**Objective:** Leave out the pictures and copy each record below exactly.

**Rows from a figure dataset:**
========
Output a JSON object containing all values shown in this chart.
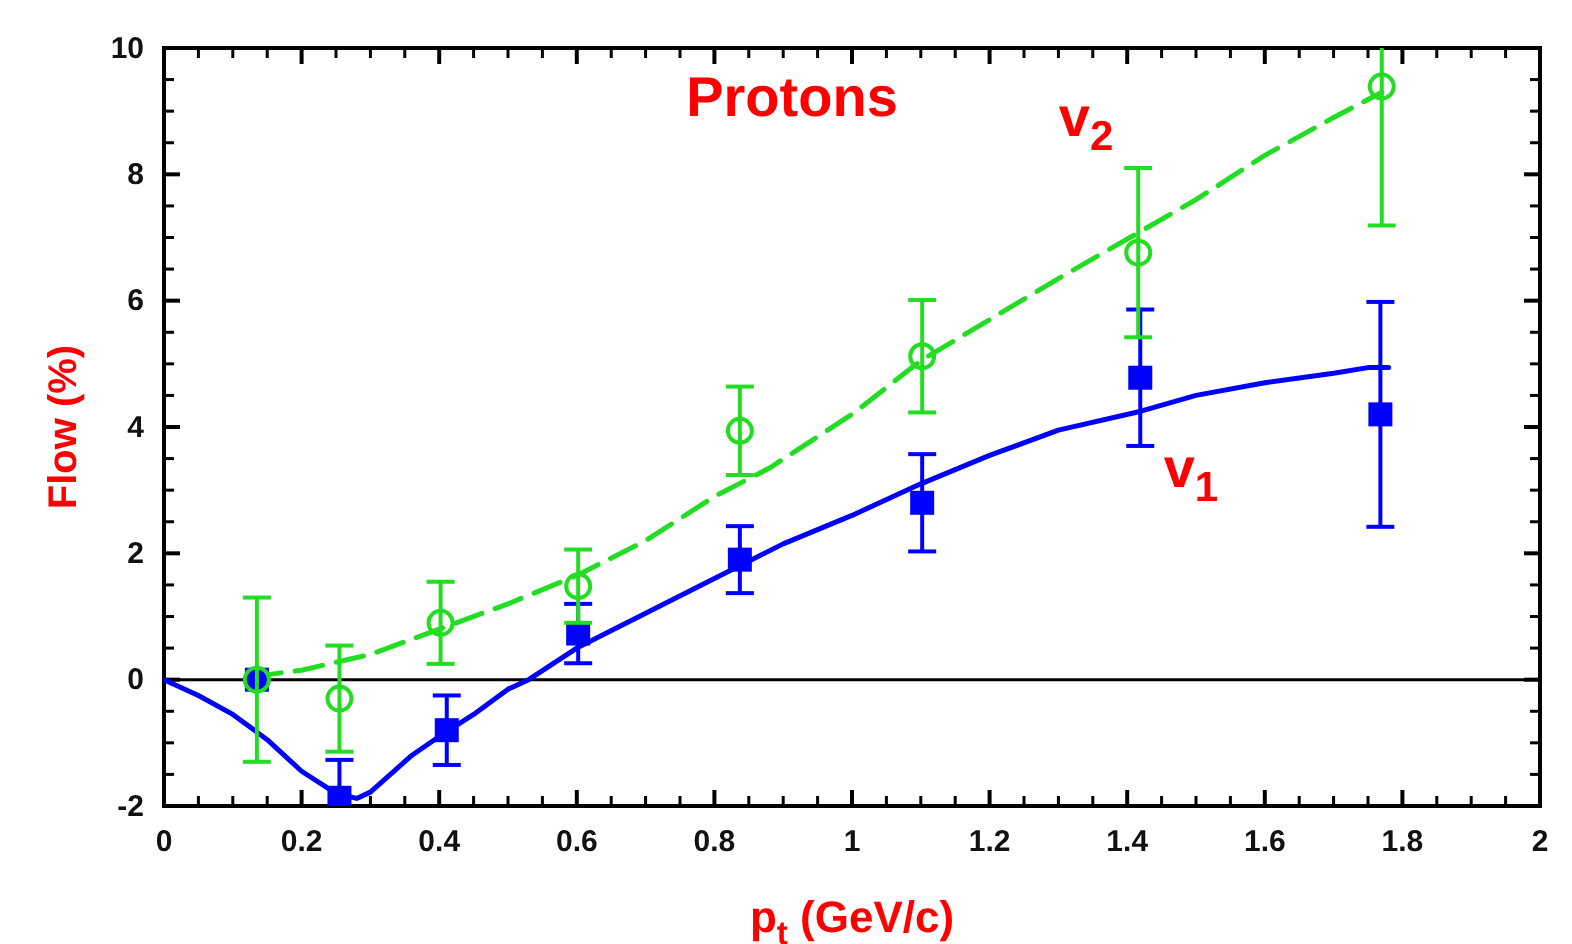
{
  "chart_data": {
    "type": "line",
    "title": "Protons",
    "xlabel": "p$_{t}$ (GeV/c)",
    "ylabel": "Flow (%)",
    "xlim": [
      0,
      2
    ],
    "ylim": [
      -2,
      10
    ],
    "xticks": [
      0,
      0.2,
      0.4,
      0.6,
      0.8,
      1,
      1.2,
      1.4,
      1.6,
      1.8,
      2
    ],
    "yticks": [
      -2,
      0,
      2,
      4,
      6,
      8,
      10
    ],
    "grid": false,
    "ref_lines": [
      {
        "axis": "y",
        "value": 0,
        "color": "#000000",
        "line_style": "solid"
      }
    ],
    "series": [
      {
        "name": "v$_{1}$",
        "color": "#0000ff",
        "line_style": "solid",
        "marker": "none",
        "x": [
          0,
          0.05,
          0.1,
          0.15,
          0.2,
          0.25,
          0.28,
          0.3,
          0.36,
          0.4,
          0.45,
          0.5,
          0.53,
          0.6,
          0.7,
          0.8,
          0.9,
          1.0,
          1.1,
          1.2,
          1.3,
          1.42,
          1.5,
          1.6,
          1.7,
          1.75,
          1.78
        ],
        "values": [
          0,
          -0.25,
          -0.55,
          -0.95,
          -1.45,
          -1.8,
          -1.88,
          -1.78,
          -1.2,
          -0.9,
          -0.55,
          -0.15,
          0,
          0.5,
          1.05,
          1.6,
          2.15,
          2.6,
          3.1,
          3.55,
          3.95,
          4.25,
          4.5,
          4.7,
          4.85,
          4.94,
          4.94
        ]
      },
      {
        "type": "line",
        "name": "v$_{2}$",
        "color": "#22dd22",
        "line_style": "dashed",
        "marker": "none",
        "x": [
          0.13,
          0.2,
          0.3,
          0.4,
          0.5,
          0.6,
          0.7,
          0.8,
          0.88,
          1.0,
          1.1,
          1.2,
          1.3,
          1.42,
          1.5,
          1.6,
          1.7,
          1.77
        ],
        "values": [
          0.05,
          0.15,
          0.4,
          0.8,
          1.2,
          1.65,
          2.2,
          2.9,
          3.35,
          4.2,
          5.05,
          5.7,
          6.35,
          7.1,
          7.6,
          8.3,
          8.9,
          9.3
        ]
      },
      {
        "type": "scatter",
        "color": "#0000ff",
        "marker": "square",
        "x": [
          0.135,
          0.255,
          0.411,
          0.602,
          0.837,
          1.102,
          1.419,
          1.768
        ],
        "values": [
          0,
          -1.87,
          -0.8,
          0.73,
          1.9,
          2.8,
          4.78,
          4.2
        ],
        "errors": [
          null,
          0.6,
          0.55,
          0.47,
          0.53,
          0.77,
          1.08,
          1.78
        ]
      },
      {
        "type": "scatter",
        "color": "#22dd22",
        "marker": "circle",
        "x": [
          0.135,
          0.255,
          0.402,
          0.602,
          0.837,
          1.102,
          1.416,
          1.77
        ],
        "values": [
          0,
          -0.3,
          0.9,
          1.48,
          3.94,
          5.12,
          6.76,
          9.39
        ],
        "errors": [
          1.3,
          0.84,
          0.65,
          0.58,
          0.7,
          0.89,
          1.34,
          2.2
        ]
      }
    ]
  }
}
========
**Finished answer:**
Output a JSON object containing all values shown in this chart.
{
  "chart_data": {
    "type": "line",
    "title": "Protons",
    "xlabel": "p$_{t}$ (GeV/c)",
    "ylabel": "Flow (%)",
    "xlim": [
      0,
      2
    ],
    "ylim": [
      -2,
      10
    ],
    "xticks": [
      0,
      0.2,
      0.4,
      0.6,
      0.8,
      1,
      1.2,
      1.4,
      1.6,
      1.8,
      2
    ],
    "yticks": [
      -2,
      0,
      2,
      4,
      6,
      8,
      10
    ],
    "grid": false,
    "ref_lines": [
      {
        "axis": "y",
        "value": 0,
        "color": "#000000",
        "line_style": "solid"
      }
    ],
    "series": [
      {
        "name": "v$_{1}$",
        "color": "#0000ff",
        "line_style": "solid",
        "marker": "none",
        "x": [
          0,
          0.05,
          0.1,
          0.15,
          0.2,
          0.25,
          0.28,
          0.3,
          0.36,
          0.4,
          0.45,
          0.5,
          0.53,
          0.6,
          0.7,
          0.8,
          0.9,
          1.0,
          1.1,
          1.2,
          1.3,
          1.42,
          1.5,
          1.6,
          1.7,
          1.75,
          1.78
        ],
        "values": [
          0,
          -0.25,
          -0.55,
          -0.95,
          -1.45,
          -1.8,
          -1.88,
          -1.78,
          -1.2,
          -0.9,
          -0.55,
          -0.15,
          0,
          0.5,
          1.05,
          1.6,
          2.15,
          2.6,
          3.1,
          3.55,
          3.95,
          4.25,
          4.5,
          4.7,
          4.85,
          4.94,
          4.94
        ]
      },
      {
        "type": "line",
        "name": "v$_{2}$",
        "color": "#22dd22",
        "line_style": "dashed",
        "marker": "none",
        "x": [
          0.13,
          0.2,
          0.3,
          0.4,
          0.5,
          0.6,
          0.7,
          0.8,
          0.88,
          1.0,
          1.1,
          1.2,
          1.3,
          1.42,
          1.5,
          1.6,
          1.7,
          1.77
        ],
        "values": [
          0.05,
          0.15,
          0.4,
          0.8,
          1.2,
          1.65,
          2.2,
          2.9,
          3.35,
          4.2,
          5.05,
          5.7,
          6.35,
          7.1,
          7.6,
          8.3,
          8.9,
          9.3
        ]
      },
      {
        "type": "scatter",
        "color": "#0000ff",
        "marker": "square",
        "x": [
          0.135,
          0.255,
          0.411,
          0.602,
          0.837,
          1.102,
          1.419,
          1.768
        ],
        "values": [
          0,
          -1.87,
          -0.8,
          0.73,
          1.9,
          2.8,
          4.78,
          4.2
        ],
        "errors": [
          null,
          0.6,
          0.55,
          0.47,
          0.53,
          0.77,
          1.08,
          1.78
        ]
      },
      {
        "type": "scatter",
        "color": "#22dd22",
        "marker": "circle",
        "x": [
          0.135,
          0.255,
          0.402,
          0.602,
          0.837,
          1.102,
          1.416,
          1.77
        ],
        "values": [
          0,
          -0.3,
          0.9,
          1.48,
          3.94,
          5.12,
          6.76,
          9.39
        ],
        "errors": [
          1.3,
          0.84,
          0.65,
          0.58,
          0.7,
          0.89,
          1.34,
          2.2
        ]
      }
    ]
  }
}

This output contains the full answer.